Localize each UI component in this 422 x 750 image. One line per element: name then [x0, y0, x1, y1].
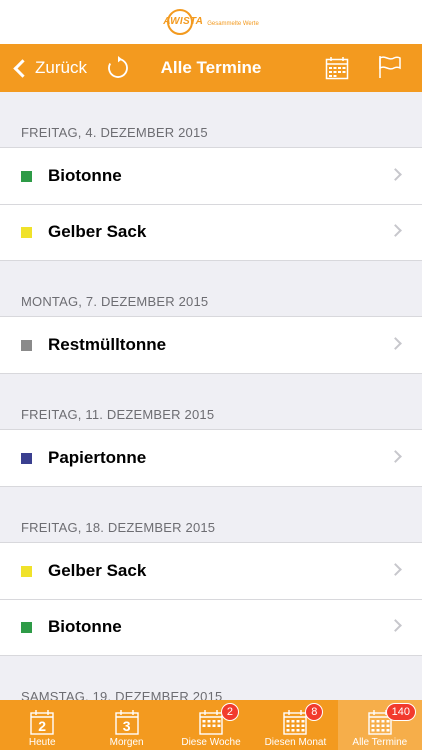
list-item[interactable]: Gelber Sack [0, 204, 422, 260]
section-date-header: SAMSTAG, 19. DEZEMBER 2015 [21, 689, 223, 700]
calendar-day-number: 2 [38, 718, 47, 734]
logo-tagline: Gesammelte Werte [207, 21, 259, 27]
section-rows: Gelber Sack Biotonne [0, 542, 422, 656]
bin-color-swatch [21, 565, 32, 577]
bin-color-swatch [21, 621, 32, 633]
count-badge: 8 [305, 703, 324, 721]
tab-diesen-monat[interactable]: 8 Diesen Monat [253, 700, 337, 750]
bin-color-swatch [21, 170, 32, 182]
section-rows: Biotonne Gelber Sack [0, 147, 422, 261]
tab-label: Alle Termine [352, 737, 408, 748]
list-item-label: Gelber Sack [48, 222, 147, 241]
calendar-day-icon: 2 [28, 706, 56, 736]
tab-bar: 2 Heute 3 Morgen 2 Diese Woche 8 Diesen Monat 14… [0, 700, 422, 750]
section-date-header: FREITAG, 11. DEZEMBER 2015 [21, 407, 215, 422]
tab-label: Diese Woche [181, 737, 241, 748]
list-item[interactable]: Gelber Sack [0, 543, 422, 599]
list-item-label: Papiertonne [48, 448, 147, 467]
chevron-right-icon [389, 563, 402, 576]
awista-logo: AWISTA Gesammelte Werte [163, 9, 259, 35]
list-item-label: Biotonne [48, 617, 122, 636]
section-date-header: MONTAG, 7. DEZEMBER 2015 [21, 294, 209, 309]
back-button[interactable]: Zurück [10, 54, 87, 82]
chevron-left-icon [13, 58, 32, 78]
logo-header: AWISTA Gesammelte Werte [0, 0, 422, 44]
list-item-label: Restmülltonne [48, 335, 167, 354]
tab-morgen[interactable]: 3 Morgen [84, 700, 168, 750]
count-badge: 140 [385, 703, 416, 721]
section-rows: Restmülltonne [0, 316, 422, 374]
chevron-right-icon [389, 337, 402, 350]
calendar-day-number: 3 [122, 718, 131, 734]
count-badge: 2 [220, 703, 239, 721]
list-item[interactable]: Restmülltonne [0, 317, 422, 373]
tab-alle-termine[interactable]: 140 Alle Termine [337, 700, 422, 750]
list-item-label: Biotonne [48, 166, 122, 185]
chevron-right-icon [389, 168, 402, 181]
bin-color-swatch [21, 452, 32, 464]
section-date-header: FREITAG, 18. DEZEMBER 2015 [21, 520, 216, 535]
list-item[interactable]: Papiertonne [0, 430, 422, 486]
chevron-right-icon [389, 450, 402, 463]
tab-label: Diesen Monat [264, 737, 327, 748]
refresh-icon[interactable] [106, 56, 130, 80]
tab-heute[interactable]: 2 Heute [0, 700, 84, 750]
bin-color-swatch [21, 226, 32, 238]
list-item[interactable]: Biotonne [0, 148, 422, 204]
section-date-header: FREITAG, 4. DEZEMBER 2015 [21, 125, 208, 140]
chevron-right-icon [389, 224, 402, 237]
app-screen: AWISTA Gesammelte Werte Zurück Alle Term… [0, 0, 422, 750]
list-item[interactable]: Biotonne [0, 599, 422, 655]
calendar-icon[interactable] [325, 56, 349, 80]
logo-mark: AWISTA [163, 9, 203, 35]
bin-color-swatch [21, 339, 32, 351]
calendar-day-icon: 3 [113, 706, 141, 736]
list-item-label: Gelber Sack [48, 561, 147, 580]
navigation-bar: Zurück Alle Termine [0, 44, 422, 92]
logo-name: AWISTA [163, 16, 204, 27]
section-rows: Papiertonne [0, 429, 422, 487]
tab-label: Morgen [109, 737, 144, 748]
tab-label: Heute [28, 737, 56, 748]
tab-diese-woche[interactable]: 2 Diese Woche [169, 700, 253, 750]
back-button-label: Zurück [35, 58, 87, 77]
chevron-right-icon [389, 619, 402, 632]
appointment-list[interactable]: FREITAG, 4. DEZEMBER 2015 Biotonne Gelber … [0, 92, 422, 700]
flag-icon[interactable] [378, 55, 402, 79]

» Task statement: Please count the lines in the entries above that contain the string "logo", and reply with that number alone.

» Output below: 5